**Prompt**
Tally each line where the word "problema" occurs, then give only the total.

-- START Records for the task --

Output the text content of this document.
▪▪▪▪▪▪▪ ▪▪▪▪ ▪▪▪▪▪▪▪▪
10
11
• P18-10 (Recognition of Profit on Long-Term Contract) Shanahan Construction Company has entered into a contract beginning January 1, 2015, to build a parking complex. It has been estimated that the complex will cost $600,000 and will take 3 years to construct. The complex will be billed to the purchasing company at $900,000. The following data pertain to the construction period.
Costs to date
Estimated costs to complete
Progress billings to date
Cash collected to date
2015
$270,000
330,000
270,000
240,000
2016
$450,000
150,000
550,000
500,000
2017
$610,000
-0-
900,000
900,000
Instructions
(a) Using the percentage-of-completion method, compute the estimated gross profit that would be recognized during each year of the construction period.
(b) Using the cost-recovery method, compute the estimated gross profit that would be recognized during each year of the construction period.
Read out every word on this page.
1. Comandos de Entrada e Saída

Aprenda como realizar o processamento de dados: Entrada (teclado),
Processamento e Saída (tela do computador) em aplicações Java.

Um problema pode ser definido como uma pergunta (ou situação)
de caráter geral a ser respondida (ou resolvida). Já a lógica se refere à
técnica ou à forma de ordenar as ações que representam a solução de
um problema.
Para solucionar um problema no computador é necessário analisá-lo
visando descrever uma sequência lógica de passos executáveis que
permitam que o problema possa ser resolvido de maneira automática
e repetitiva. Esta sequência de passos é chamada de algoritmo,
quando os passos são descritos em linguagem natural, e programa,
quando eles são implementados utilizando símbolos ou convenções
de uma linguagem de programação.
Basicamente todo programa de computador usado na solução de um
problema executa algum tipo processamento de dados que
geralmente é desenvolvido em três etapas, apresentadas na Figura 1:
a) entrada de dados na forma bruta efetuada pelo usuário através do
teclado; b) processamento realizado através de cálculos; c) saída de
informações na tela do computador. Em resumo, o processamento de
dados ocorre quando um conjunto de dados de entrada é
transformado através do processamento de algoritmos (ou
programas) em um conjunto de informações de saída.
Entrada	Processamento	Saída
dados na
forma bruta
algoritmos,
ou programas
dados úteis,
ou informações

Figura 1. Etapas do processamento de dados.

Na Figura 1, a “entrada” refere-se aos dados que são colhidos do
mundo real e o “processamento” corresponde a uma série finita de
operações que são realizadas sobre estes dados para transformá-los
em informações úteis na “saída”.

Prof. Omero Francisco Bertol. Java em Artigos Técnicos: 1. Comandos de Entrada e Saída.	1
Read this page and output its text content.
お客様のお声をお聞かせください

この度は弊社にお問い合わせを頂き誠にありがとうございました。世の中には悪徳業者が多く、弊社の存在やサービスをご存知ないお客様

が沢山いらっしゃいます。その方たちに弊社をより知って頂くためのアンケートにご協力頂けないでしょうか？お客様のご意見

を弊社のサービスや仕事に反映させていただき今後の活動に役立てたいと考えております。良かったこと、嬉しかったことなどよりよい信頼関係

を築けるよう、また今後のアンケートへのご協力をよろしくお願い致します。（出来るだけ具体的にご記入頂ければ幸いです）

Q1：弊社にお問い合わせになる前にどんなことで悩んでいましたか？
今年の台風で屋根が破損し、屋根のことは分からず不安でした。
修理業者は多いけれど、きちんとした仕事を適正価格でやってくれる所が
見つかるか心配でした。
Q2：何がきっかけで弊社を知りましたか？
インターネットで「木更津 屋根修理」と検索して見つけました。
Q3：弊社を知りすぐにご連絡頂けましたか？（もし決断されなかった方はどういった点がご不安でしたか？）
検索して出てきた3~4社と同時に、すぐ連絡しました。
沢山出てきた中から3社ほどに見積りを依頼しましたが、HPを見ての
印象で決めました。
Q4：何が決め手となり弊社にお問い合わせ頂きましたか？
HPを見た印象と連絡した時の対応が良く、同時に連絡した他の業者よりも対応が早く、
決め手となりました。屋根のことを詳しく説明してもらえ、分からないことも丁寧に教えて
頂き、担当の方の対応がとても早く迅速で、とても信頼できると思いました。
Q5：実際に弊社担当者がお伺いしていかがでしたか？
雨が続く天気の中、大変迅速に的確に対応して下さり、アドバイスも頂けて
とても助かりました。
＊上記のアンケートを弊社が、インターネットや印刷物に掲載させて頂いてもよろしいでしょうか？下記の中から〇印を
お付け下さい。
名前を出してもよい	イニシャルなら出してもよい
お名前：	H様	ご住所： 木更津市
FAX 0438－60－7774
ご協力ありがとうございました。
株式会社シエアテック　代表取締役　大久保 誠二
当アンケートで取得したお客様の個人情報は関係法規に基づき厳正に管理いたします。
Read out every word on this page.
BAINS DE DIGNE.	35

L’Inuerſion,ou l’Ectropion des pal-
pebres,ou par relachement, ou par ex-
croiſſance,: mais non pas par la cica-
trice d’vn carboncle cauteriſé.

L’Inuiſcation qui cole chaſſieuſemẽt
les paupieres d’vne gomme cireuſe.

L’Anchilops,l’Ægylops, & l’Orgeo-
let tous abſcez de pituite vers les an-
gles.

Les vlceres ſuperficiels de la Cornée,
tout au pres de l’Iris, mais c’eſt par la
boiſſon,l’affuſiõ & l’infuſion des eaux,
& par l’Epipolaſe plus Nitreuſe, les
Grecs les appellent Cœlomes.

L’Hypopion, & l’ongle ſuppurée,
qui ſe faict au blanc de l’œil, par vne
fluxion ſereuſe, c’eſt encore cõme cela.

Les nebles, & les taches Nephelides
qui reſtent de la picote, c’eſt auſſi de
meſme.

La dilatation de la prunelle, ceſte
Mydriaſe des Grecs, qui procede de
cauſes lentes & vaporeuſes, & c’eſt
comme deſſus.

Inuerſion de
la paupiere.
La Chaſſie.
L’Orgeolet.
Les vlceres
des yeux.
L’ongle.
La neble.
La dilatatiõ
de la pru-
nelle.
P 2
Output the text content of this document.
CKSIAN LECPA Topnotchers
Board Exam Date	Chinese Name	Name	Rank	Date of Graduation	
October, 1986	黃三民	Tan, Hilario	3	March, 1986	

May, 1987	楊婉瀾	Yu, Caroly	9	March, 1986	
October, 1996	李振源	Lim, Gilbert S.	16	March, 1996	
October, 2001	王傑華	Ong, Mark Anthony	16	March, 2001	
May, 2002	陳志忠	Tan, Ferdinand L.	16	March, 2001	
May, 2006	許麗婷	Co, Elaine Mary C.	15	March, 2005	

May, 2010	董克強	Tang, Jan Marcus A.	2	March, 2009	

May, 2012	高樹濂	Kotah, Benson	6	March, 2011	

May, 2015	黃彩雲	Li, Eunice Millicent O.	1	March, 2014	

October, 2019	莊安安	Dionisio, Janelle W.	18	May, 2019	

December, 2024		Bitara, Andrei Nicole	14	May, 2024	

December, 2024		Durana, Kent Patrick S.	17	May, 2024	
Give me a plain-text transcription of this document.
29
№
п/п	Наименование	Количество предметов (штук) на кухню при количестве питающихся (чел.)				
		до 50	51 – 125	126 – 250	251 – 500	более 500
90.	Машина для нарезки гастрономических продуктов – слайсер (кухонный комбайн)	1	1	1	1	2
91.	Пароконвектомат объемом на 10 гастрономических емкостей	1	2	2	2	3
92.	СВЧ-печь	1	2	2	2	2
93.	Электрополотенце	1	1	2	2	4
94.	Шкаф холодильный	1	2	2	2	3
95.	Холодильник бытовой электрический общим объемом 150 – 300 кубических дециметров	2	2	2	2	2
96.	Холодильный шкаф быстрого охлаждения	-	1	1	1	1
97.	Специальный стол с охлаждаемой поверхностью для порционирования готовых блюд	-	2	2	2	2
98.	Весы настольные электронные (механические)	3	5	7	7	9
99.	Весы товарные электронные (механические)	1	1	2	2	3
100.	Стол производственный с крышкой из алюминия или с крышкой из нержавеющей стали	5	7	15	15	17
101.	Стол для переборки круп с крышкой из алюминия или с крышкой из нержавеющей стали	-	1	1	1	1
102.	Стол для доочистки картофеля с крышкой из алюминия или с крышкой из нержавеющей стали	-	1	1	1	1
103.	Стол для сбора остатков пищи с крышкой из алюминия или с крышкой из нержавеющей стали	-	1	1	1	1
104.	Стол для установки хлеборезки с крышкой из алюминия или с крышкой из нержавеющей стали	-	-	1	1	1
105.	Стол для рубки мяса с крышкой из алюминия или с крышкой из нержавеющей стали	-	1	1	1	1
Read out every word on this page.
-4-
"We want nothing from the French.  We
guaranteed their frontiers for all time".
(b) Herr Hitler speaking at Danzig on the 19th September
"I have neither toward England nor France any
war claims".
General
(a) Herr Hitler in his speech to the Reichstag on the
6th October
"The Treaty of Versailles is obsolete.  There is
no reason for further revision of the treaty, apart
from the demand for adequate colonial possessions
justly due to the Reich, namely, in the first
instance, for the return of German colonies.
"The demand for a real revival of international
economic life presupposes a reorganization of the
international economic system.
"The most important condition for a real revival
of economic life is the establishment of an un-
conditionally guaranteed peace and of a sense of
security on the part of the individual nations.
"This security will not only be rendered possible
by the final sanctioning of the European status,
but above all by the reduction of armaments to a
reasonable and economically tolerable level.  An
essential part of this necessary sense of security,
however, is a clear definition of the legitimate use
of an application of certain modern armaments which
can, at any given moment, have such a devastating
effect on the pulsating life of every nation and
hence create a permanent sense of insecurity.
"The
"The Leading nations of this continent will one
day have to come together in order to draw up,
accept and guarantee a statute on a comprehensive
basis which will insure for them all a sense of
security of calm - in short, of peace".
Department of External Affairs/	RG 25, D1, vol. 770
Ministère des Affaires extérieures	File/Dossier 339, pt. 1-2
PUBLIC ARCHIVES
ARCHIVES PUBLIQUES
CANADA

-- END Records for the task --

**Response for this exercise**
5